-------- Exercise input --------

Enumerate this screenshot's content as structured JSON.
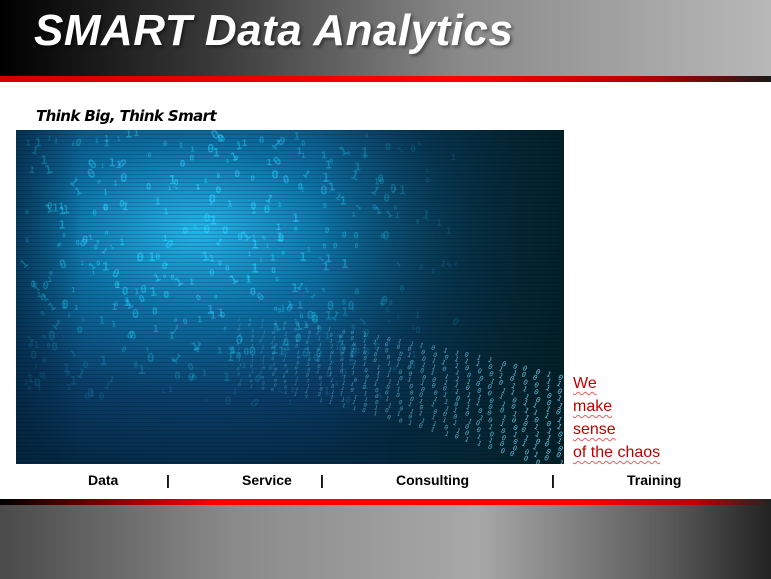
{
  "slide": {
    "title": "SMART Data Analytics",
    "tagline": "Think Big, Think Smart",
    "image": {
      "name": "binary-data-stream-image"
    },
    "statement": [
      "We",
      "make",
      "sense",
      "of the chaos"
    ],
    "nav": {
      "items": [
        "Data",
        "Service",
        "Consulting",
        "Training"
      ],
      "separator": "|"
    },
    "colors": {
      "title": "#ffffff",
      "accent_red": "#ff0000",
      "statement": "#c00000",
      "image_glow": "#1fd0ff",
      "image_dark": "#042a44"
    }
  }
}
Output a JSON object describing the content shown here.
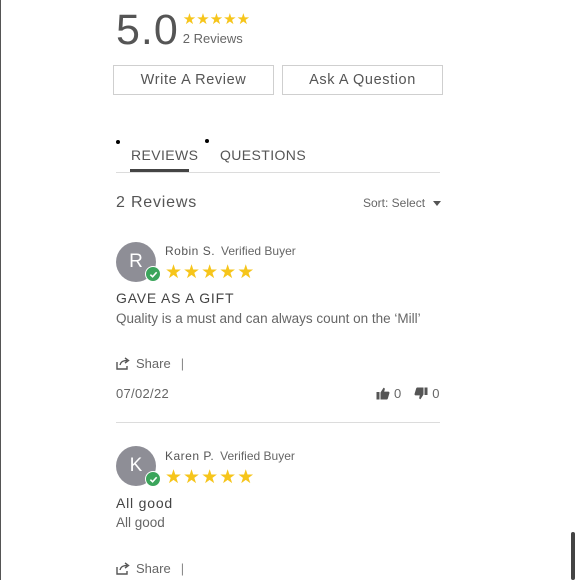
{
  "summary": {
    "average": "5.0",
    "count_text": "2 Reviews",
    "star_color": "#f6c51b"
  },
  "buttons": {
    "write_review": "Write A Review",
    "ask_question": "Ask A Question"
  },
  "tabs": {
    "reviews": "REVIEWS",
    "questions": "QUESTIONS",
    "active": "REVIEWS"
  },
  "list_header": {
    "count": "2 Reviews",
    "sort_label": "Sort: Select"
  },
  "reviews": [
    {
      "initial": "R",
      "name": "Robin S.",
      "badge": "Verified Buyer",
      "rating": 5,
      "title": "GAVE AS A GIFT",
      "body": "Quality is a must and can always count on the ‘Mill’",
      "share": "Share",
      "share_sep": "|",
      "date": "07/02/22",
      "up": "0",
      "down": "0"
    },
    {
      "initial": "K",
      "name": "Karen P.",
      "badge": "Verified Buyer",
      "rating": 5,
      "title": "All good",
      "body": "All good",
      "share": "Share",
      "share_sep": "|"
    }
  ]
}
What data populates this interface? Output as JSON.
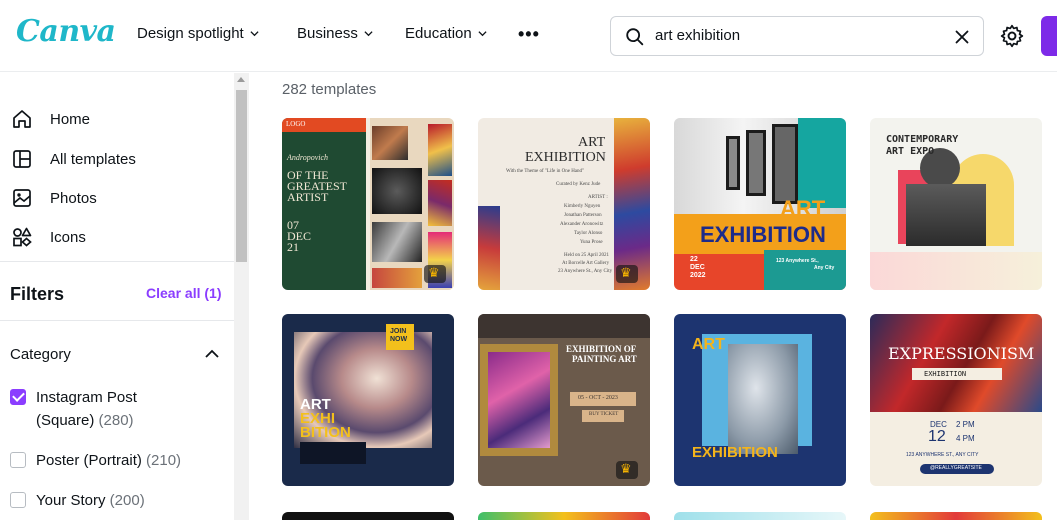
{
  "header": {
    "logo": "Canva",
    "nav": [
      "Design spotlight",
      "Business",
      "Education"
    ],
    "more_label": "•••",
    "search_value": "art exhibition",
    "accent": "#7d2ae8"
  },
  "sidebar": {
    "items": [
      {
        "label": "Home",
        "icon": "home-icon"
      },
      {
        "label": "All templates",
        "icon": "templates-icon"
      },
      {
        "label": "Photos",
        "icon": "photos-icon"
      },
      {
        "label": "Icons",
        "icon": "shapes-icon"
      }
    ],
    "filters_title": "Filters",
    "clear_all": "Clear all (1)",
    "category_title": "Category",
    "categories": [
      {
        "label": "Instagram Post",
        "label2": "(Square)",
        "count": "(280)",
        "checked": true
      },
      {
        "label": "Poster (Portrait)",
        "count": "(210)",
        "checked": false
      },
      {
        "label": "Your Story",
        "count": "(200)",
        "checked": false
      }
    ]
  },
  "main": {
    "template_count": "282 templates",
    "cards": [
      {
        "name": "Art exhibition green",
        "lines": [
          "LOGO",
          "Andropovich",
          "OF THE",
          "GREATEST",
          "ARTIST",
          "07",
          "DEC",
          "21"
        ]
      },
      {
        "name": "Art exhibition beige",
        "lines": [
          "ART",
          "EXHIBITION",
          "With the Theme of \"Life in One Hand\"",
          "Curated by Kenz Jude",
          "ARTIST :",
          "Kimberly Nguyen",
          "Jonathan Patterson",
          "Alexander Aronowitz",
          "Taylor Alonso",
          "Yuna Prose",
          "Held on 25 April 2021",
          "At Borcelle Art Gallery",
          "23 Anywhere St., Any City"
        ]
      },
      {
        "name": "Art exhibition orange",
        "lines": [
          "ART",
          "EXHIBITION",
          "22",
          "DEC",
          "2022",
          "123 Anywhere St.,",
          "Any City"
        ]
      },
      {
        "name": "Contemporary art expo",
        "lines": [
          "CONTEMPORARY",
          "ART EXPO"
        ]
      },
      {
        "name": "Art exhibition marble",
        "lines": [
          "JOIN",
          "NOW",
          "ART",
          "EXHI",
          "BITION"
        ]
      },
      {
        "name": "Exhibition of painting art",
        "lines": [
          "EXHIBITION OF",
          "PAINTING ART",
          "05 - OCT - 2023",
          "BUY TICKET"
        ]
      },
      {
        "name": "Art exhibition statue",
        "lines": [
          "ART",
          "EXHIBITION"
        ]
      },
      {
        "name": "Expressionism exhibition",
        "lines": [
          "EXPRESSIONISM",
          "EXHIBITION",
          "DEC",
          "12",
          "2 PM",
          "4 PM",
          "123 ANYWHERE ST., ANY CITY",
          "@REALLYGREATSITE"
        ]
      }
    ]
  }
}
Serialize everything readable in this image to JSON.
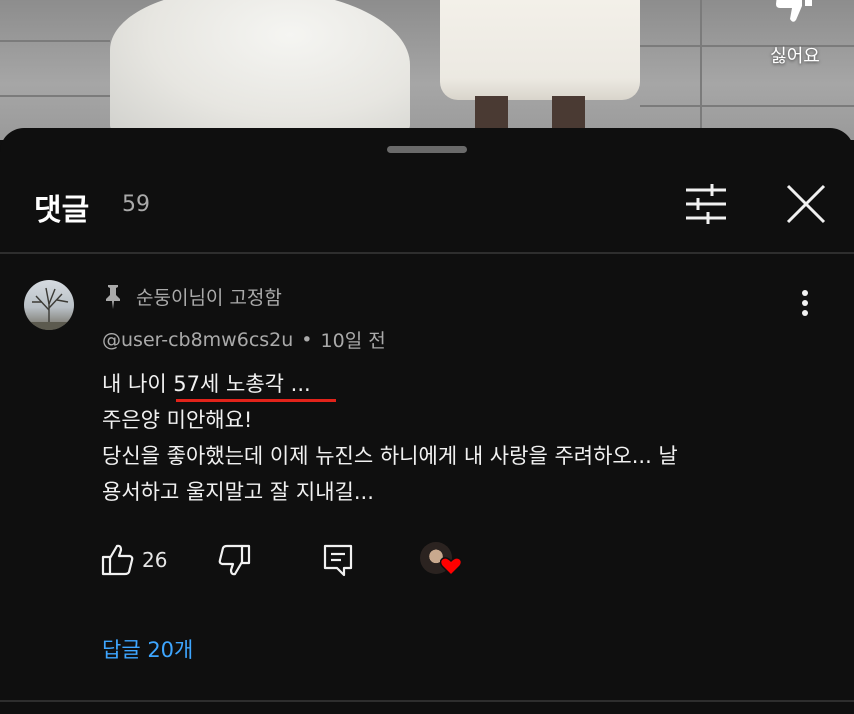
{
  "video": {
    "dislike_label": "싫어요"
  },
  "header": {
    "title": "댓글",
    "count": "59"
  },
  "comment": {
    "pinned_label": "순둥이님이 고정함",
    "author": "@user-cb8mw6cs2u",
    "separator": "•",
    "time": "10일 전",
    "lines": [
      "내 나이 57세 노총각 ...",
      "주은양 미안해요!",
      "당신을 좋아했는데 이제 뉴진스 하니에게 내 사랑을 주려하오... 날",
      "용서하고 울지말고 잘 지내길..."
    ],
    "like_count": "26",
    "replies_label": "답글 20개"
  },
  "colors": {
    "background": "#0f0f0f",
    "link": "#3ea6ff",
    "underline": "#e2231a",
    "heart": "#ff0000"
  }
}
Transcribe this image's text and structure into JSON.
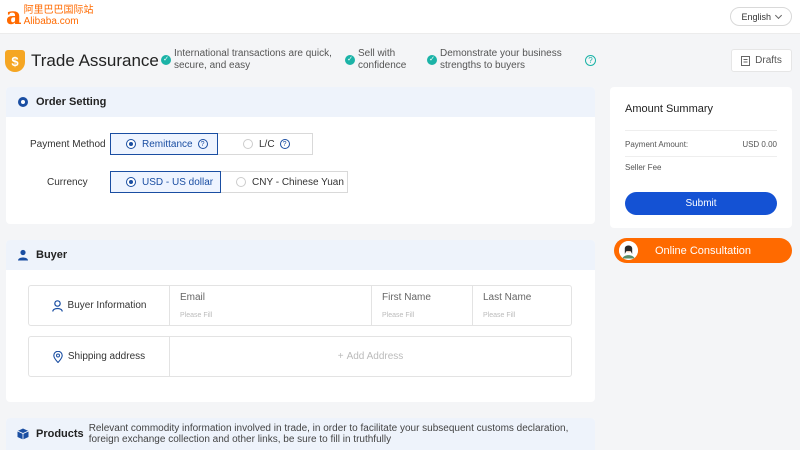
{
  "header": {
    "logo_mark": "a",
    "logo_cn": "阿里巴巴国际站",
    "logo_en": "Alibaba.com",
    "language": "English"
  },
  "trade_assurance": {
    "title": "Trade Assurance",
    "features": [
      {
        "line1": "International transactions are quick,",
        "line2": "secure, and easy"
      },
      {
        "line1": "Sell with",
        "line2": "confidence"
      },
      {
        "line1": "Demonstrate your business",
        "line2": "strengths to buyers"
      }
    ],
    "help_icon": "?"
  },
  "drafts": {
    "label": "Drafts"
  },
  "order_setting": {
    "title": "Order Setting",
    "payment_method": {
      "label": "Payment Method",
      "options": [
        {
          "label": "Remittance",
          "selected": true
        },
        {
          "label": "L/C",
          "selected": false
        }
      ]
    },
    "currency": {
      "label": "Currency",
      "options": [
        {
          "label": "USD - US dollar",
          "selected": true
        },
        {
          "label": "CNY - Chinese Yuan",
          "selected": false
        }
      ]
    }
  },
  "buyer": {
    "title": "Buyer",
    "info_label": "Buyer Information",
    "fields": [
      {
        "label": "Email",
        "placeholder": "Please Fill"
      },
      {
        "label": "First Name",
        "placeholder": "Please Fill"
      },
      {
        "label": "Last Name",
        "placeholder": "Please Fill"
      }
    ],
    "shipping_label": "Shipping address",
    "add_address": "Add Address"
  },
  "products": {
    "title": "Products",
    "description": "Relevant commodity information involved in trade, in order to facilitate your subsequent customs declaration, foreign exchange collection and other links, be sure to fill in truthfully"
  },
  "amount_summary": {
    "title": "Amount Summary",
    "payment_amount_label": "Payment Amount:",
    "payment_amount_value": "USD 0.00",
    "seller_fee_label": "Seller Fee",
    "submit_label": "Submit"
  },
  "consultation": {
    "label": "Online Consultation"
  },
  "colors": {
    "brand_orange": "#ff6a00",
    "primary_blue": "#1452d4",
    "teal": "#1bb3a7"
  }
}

--------

Directions: Pictures are excluded; copy every other part of the records exactly.

Output of the task:
Enumerate this screenshot's content as structured JSON.
{
  "slide": {
    "title": "SMART Data Analytics",
    "tagline": "Think Big, Think Smart",
    "image": {
      "name": "binary-data-stream-image"
    },
    "statement": [
      "We",
      "make",
      "sense",
      "of the chaos"
    ],
    "nav": {
      "items": [
        "Data",
        "Service",
        "Consulting",
        "Training"
      ],
      "separator": "|"
    },
    "colors": {
      "title": "#ffffff",
      "accent_red": "#ff0000",
      "statement": "#c00000",
      "image_glow": "#1fd0ff",
      "image_dark": "#042a44"
    }
  }
}
Output a JSON object describing the content shown here.
{
  "summary": {
    "average": "5.0",
    "count_text": "2 Reviews",
    "star_color": "#f6c51b"
  },
  "buttons": {
    "write_review": "Write A Review",
    "ask_question": "Ask A Question"
  },
  "tabs": {
    "reviews": "REVIEWS",
    "questions": "QUESTIONS",
    "active": "REVIEWS"
  },
  "list_header": {
    "count": "2 Reviews",
    "sort_label": "Sort: Select"
  },
  "reviews": [
    {
      "initial": "R",
      "name": "Robin S.",
      "badge": "Verified Buyer",
      "rating": 5,
      "title": "GAVE AS A GIFT",
      "body": "Quality is a must and can always count on the ‘Mill’",
      "share": "Share",
      "share_sep": "|",
      "date": "07/02/22",
      "up": "0",
      "down": "0"
    },
    {
      "initial": "K",
      "name": "Karen P.",
      "badge": "Verified Buyer",
      "rating": 5,
      "title": "All good",
      "body": "All good",
      "share": "Share",
      "share_sep": "|"
    }
  ]
}
What data populates this interface? Output as JSON.
{
  "header": {
    "logo": "Canva",
    "nav": [
      "Design spotlight",
      "Business",
      "Education"
    ],
    "more_label": "•••",
    "search_value": "art exhibition",
    "accent": "#7d2ae8"
  },
  "sidebar": {
    "items": [
      {
        "label": "Home",
        "icon": "home-icon"
      },
      {
        "label": "All templates",
        "icon": "templates-icon"
      },
      {
        "label": "Photos",
        "icon": "photos-icon"
      },
      {
        "label": "Icons",
        "icon": "shapes-icon"
      }
    ],
    "filters_title": "Filters",
    "clear_all": "Clear all (1)",
    "category_title": "Category",
    "categories": [
      {
        "label": "Instagram Post",
        "label2": "(Square)",
        "count": "(280)",
        "checked": true
      },
      {
        "label": "Poster (Portrait)",
        "count": "(210)",
        "checked": false
      },
      {
        "label": "Your Story",
        "count": "(200)",
        "checked": false
      }
    ]
  },
  "main": {
    "template_count": "282 templates",
    "cards": [
      {
        "name": "Art exhibition green",
        "lines": [
          "LOGO",
          "Andropovich",
          "OF THE",
          "GREATEST",
          "ARTIST",
          "07",
          "DEC",
          "21"
        ]
      },
      {
        "name": "Art exhibition beige",
        "lines": [
          "ART",
          "EXHIBITION",
          "With the Theme of \"Life in One Hand\"",
          "Curated by Kenz Jude",
          "ARTIST :",
          "Kimberly Nguyen",
          "Jonathan Patterson",
          "Alexander Aronowitz",
          "Taylor Alonso",
          "Yuna Prose",
          "Held on 25 April 2021",
          "At Borcelle Art Gallery",
          "23 Anywhere St., Any City"
        ]
      },
      {
        "name": "Art exhibition orange",
        "lines": [
          "ART",
          "EXHIBITION",
          "22",
          "DEC",
          "2022",
          "123 Anywhere St.,",
          "Any City"
        ]
      },
      {
        "name": "Contemporary art expo",
        "lines": [
          "CONTEMPORARY",
          "ART EXPO"
        ]
      },
      {
        "name": "Art exhibition marble",
        "lines": [
          "JOIN",
          "NOW",
          "ART",
          "EXHI",
          "BITION"
        ]
      },
      {
        "name": "Exhibition of painting art",
        "lines": [
          "EXHIBITION OF",
          "PAINTING ART",
          "05 - OCT - 2023",
          "BUY TICKET"
        ]
      },
      {
        "name": "Art exhibition statue",
        "lines": [
          "ART",
          "EXHIBITION"
        ]
      },
      {
        "name": "Expressionism exhibition",
        "lines": [
          "EXPRESSIONISM",
          "EXHIBITION",
          "DEC",
          "12",
          "2 PM",
          "4 PM",
          "123 ANYWHERE ST., ANY CITY",
          "@REALLYGREATSITE"
        ]
      }
    ]
  }
}
Serialize everything readable in this image to JSON.
{
  "video": {
    "dislike_label": "싫어요"
  },
  "header": {
    "title": "댓글",
    "count": "59"
  },
  "comment": {
    "pinned_label": "순둥이님이 고정함",
    "author": "@user-cb8mw6cs2u",
    "separator": "•",
    "time": "10일 전",
    "lines": [
      "내 나이 57세 노총각 ...",
      "주은양 미안해요!",
      "당신을 좋아했는데 이제 뉴진스 하니에게 내 사랑을 주려하오... 날",
      "용서하고 울지말고 잘 지내길..."
    ],
    "like_count": "26",
    "replies_label": "답글 20개"
  },
  "colors": {
    "background": "#0f0f0f",
    "link": "#3ea6ff",
    "underline": "#e2231a",
    "heart": "#ff0000"
  }
}
Transcribe this image's text and structure into JSON.
{
  "header": {
    "logo_mark": "a",
    "logo_cn": "阿里巴巴国际站",
    "logo_en": "Alibaba.com",
    "language": "English"
  },
  "trade_assurance": {
    "title": "Trade Assurance",
    "features": [
      {
        "line1": "International transactions are quick,",
        "line2": "secure, and easy"
      },
      {
        "line1": "Sell with",
        "line2": "confidence"
      },
      {
        "line1": "Demonstrate your business",
        "line2": "strengths to buyers"
      }
    ],
    "help_icon": "?"
  },
  "drafts": {
    "label": "Drafts"
  },
  "order_setting": {
    "title": "Order Setting",
    "payment_method": {
      "label": "Payment Method",
      "options": [
        {
          "label": "Remittance",
          "selected": true
        },
        {
          "label": "L/C",
          "selected": false
        }
      ]
    },
    "currency": {
      "label": "Currency",
      "options": [
        {
          "label": "USD - US dollar",
          "selected": true
        },
        {
          "label": "CNY - Chinese Yuan",
          "selected": false
        }
      ]
    }
  },
  "buyer": {
    "title": "Buyer",
    "info_label": "Buyer Information",
    "fields": [
      {
        "label": "Email",
        "placeholder": "Please Fill"
      },
      {
        "label": "First Name",
        "placeholder": "Please Fill"
      },
      {
        "label": "Last Name",
        "placeholder": "Please Fill"
      }
    ],
    "shipping_label": "Shipping address",
    "add_address": "Add Address"
  },
  "products": {
    "title": "Products",
    "description": "Relevant commodity information involved in trade, in order to facilitate your subsequent customs declaration, foreign exchange collection and other links, be sure to fill in truthfully"
  },
  "amount_summary": {
    "title": "Amount Summary",
    "payment_amount_label": "Payment Amount:",
    "payment_amount_value": "USD 0.00",
    "seller_fee_label": "Seller Fee",
    "submit_label": "Submit"
  },
  "consultation": {
    "label": "Online Consultation"
  },
  "colors": {
    "brand_orange": "#ff6a00",
    "primary_blue": "#1452d4",
    "teal": "#1bb3a7"
  }
}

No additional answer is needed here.